Prompt> Extract all data as written.
— Begin —
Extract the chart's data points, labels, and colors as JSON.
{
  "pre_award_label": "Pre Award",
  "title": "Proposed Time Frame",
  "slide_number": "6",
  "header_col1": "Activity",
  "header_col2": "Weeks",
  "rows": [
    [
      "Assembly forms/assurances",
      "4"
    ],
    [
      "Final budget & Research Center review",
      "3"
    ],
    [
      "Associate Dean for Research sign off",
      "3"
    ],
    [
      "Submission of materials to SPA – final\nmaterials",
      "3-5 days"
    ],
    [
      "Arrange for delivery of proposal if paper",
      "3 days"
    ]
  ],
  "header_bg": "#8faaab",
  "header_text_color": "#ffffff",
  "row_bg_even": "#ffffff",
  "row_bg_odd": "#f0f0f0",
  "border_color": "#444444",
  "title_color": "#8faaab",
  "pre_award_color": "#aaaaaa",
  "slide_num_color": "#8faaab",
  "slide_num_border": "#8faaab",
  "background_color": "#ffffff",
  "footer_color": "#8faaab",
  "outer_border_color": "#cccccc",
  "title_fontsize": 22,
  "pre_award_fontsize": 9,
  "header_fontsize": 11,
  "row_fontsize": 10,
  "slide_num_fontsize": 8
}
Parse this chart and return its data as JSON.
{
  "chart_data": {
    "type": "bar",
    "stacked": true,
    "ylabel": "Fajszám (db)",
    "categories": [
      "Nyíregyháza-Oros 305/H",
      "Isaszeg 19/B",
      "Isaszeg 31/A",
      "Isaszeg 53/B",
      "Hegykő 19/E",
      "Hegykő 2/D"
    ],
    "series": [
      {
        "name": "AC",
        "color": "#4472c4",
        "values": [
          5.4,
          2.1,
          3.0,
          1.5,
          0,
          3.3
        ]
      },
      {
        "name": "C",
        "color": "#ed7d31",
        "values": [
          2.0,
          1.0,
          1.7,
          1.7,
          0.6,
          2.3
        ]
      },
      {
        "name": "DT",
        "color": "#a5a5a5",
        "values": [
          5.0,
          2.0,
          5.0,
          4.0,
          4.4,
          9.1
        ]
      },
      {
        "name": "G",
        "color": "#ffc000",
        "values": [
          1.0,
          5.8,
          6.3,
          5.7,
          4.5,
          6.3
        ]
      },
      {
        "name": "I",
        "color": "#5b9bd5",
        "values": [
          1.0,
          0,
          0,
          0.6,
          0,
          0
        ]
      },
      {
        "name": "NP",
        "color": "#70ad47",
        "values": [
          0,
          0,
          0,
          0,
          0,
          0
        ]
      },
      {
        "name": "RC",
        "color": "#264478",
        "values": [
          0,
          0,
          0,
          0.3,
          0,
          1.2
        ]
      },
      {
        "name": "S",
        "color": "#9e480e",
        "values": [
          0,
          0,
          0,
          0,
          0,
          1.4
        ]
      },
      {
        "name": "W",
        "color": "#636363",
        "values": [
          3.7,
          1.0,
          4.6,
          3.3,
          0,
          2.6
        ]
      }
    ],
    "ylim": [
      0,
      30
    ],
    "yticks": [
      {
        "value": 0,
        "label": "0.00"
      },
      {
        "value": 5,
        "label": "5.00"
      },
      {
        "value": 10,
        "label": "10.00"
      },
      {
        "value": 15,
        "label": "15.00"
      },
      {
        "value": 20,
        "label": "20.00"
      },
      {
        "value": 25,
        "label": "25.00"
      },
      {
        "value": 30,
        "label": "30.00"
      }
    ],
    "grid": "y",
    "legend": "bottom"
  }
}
— End —
The completed task>
Extract the chart's data points, labels, and colors as JSON.
{
  "pre_award_label": "Pre Award",
  "title": "Proposed Time Frame",
  "slide_number": "6",
  "header_col1": "Activity",
  "header_col2": "Weeks",
  "rows": [
    [
      "Assembly forms/assurances",
      "4"
    ],
    [
      "Final budget & Research Center review",
      "3"
    ],
    [
      "Associate Dean for Research sign off",
      "3"
    ],
    [
      "Submission of materials to SPA – final\nmaterials",
      "3-5 days"
    ],
    [
      "Arrange for delivery of proposal if paper",
      "3 days"
    ]
  ],
  "header_bg": "#8faaab",
  "header_text_color": "#ffffff",
  "row_bg_even": "#ffffff",
  "row_bg_odd": "#f0f0f0",
  "border_color": "#444444",
  "title_color": "#8faaab",
  "pre_award_color": "#aaaaaa",
  "slide_num_color": "#8faaab",
  "slide_num_border": "#8faaab",
  "background_color": "#ffffff",
  "footer_color": "#8faaab",
  "outer_border_color": "#cccccc",
  "title_fontsize": 22,
  "pre_award_fontsize": 9,
  "header_fontsize": 11,
  "row_fontsize": 10,
  "slide_num_fontsize": 8
}
Parse this chart and return its data as JSON.
{
  "chart_data": {
    "type": "bar",
    "stacked": true,
    "ylabel": "Fajszám (db)",
    "categories": [
      "Nyíregyháza-Oros 305/H",
      "Isaszeg 19/B",
      "Isaszeg 31/A",
      "Isaszeg 53/B",
      "Hegykő 19/E",
      "Hegykő 2/D"
    ],
    "series": [
      {
        "name": "AC",
        "color": "#4472c4",
        "values": [
          5.4,
          2.1,
          3.0,
          1.5,
          0,
          3.3
        ]
      },
      {
        "name": "C",
        "color": "#ed7d31",
        "values": [
          2.0,
          1.0,
          1.7,
          1.7,
          0.6,
          2.3
        ]
      },
      {
        "name": "DT",
        "color": "#a5a5a5",
        "values": [
          5.0,
          2.0,
          5.0,
          4.0,
          4.4,
          9.1
        ]
      },
      {
        "name": "G",
        "color": "#ffc000",
        "values": [
          1.0,
          5.8,
          6.3,
          5.7,
          4.5,
          6.3
        ]
      },
      {
        "name": "I",
        "color": "#5b9bd5",
        "values": [
          1.0,
          0,
          0,
          0.6,
          0,
          0
        ]
      },
      {
        "name": "NP",
        "color": "#70ad47",
        "values": [
          0,
          0,
          0,
          0,
          0,
          0
        ]
      },
      {
        "name": "RC",
        "color": "#264478",
        "values": [
          0,
          0,
          0,
          0.3,
          0,
          1.2
        ]
      },
      {
        "name": "S",
        "color": "#9e480e",
        "values": [
          0,
          0,
          0,
          0,
          0,
          1.4
        ]
      },
      {
        "name": "W",
        "color": "#636363",
        "values": [
          3.7,
          1.0,
          4.6,
          3.3,
          0,
          2.6
        ]
      }
    ],
    "ylim": [
      0,
      30
    ],
    "yticks": [
      {
        "value": 0,
        "label": "0.00"
      },
      {
        "value": 5,
        "label": "5.00"
      },
      {
        "value": 10,
        "label": "10.00"
      },
      {
        "value": 15,
        "label": "15.00"
      },
      {
        "value": 20,
        "label": "20.00"
      },
      {
        "value": 25,
        "label": "25.00"
      },
      {
        "value": 30,
        "label": "30.00"
      }
    ],
    "grid": "y",
    "legend": "bottom"
  }
}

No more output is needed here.